## YOUR INSTRUCTIONS
Below are some entries. Work out how many of their lines hold the word "приказа", and write that number alone.

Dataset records
__________________________________________________

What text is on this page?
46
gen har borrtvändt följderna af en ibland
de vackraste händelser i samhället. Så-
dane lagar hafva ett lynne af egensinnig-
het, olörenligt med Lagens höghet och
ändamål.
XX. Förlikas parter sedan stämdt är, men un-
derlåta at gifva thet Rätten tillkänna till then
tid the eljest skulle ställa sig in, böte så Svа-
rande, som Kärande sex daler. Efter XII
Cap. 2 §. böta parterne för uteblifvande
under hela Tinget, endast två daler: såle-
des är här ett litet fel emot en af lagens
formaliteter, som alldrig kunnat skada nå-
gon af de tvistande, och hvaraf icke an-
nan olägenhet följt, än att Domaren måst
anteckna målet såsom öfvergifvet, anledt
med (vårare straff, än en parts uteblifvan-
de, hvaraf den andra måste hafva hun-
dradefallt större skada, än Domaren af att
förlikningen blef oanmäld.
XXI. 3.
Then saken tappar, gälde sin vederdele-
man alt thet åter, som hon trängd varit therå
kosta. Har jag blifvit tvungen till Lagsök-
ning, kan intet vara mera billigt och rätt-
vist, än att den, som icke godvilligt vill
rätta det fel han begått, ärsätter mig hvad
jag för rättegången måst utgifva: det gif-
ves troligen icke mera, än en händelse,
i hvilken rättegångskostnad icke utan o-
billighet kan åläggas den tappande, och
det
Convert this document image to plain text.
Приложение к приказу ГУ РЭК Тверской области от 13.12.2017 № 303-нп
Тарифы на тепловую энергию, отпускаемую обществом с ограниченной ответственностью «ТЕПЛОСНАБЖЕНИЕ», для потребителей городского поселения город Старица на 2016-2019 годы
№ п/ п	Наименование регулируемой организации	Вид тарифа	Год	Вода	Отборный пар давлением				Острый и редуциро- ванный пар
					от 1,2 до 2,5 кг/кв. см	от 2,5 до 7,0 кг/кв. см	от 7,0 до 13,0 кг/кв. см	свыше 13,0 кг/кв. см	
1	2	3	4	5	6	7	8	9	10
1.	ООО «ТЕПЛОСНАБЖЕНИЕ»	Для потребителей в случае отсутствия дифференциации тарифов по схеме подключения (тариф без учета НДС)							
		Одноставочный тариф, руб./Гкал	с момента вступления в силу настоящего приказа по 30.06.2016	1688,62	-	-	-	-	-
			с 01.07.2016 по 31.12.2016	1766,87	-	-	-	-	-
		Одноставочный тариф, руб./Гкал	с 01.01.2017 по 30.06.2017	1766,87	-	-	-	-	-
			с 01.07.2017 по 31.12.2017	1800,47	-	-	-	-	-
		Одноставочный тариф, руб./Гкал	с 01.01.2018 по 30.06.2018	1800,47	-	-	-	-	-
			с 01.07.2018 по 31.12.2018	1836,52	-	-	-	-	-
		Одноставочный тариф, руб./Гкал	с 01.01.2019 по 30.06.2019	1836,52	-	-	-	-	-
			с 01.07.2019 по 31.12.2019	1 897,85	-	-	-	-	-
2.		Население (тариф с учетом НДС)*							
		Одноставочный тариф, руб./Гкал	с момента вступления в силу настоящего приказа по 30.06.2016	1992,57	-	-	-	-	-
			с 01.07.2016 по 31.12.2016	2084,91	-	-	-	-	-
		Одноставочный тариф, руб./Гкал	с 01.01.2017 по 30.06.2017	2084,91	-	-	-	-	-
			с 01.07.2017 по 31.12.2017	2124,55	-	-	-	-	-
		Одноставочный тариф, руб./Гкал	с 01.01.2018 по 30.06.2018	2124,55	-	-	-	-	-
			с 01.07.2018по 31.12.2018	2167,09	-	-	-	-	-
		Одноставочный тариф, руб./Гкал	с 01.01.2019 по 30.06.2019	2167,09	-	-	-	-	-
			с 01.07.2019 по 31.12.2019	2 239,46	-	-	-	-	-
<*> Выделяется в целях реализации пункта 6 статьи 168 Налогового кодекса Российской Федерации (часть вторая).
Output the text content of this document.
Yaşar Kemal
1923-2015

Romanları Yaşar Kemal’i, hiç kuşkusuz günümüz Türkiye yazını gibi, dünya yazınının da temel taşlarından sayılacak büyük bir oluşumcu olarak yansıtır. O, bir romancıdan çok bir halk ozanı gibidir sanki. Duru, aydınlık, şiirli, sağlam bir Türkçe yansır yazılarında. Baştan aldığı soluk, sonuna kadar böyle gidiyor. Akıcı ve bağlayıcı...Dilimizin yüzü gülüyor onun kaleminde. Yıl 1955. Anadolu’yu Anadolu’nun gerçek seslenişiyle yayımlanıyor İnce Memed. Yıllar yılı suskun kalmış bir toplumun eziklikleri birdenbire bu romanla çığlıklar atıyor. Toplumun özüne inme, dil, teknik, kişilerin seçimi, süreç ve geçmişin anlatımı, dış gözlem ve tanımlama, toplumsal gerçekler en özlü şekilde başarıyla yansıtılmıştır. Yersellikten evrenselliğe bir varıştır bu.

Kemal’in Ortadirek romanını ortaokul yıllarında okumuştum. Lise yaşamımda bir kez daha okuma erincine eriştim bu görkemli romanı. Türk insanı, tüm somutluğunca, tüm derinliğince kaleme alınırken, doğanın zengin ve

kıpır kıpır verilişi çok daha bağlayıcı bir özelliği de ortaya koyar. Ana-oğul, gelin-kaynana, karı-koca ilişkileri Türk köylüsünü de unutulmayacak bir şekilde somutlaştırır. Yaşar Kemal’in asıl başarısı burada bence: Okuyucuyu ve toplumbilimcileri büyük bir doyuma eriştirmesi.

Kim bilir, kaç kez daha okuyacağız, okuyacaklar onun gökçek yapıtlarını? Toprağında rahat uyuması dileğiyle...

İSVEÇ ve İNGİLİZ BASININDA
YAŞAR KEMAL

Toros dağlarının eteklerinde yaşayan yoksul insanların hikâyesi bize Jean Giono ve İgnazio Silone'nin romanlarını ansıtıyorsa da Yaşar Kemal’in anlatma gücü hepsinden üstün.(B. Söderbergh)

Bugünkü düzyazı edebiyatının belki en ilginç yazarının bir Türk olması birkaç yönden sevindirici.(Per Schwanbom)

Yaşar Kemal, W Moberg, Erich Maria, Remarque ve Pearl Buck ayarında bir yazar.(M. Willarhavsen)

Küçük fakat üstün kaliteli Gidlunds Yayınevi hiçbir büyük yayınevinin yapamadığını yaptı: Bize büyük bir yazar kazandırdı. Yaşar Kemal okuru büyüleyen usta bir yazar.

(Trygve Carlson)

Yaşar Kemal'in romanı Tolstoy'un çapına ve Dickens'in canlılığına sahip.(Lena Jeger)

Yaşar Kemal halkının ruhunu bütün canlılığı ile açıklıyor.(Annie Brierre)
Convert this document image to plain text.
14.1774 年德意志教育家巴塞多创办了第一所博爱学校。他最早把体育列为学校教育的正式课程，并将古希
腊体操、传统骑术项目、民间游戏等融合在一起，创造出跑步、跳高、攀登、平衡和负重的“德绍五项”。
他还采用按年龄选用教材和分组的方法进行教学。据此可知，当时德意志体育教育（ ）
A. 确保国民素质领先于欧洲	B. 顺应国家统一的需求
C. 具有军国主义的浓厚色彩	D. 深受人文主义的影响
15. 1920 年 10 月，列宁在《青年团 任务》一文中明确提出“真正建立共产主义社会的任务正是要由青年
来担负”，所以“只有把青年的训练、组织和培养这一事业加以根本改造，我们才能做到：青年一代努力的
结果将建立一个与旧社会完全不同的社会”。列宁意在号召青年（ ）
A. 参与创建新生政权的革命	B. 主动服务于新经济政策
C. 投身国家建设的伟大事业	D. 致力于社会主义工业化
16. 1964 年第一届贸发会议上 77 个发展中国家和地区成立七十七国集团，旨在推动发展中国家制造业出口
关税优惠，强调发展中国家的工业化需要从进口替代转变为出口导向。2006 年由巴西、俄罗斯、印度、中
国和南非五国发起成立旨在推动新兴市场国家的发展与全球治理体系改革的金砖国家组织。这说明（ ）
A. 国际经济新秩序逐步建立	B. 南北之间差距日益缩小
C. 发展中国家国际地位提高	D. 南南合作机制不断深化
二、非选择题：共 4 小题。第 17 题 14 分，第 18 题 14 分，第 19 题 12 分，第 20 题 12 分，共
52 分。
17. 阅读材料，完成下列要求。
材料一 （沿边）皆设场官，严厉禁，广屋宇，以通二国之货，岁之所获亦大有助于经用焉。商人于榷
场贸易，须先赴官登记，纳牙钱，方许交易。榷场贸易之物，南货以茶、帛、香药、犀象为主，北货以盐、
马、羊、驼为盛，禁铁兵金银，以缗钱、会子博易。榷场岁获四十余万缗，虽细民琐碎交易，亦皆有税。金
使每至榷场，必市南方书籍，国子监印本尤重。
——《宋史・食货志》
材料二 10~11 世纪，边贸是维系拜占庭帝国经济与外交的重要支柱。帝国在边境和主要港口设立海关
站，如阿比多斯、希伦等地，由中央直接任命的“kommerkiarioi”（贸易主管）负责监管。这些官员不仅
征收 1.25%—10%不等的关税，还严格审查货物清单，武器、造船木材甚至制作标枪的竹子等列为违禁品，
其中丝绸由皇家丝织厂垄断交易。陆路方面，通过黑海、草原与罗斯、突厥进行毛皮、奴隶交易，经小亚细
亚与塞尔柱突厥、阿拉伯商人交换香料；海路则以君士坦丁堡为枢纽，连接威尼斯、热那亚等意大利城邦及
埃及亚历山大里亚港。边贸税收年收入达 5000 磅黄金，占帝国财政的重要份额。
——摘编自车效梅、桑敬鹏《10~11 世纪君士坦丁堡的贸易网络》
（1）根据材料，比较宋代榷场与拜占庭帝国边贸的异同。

__________________________________________________

## SOLUTION
2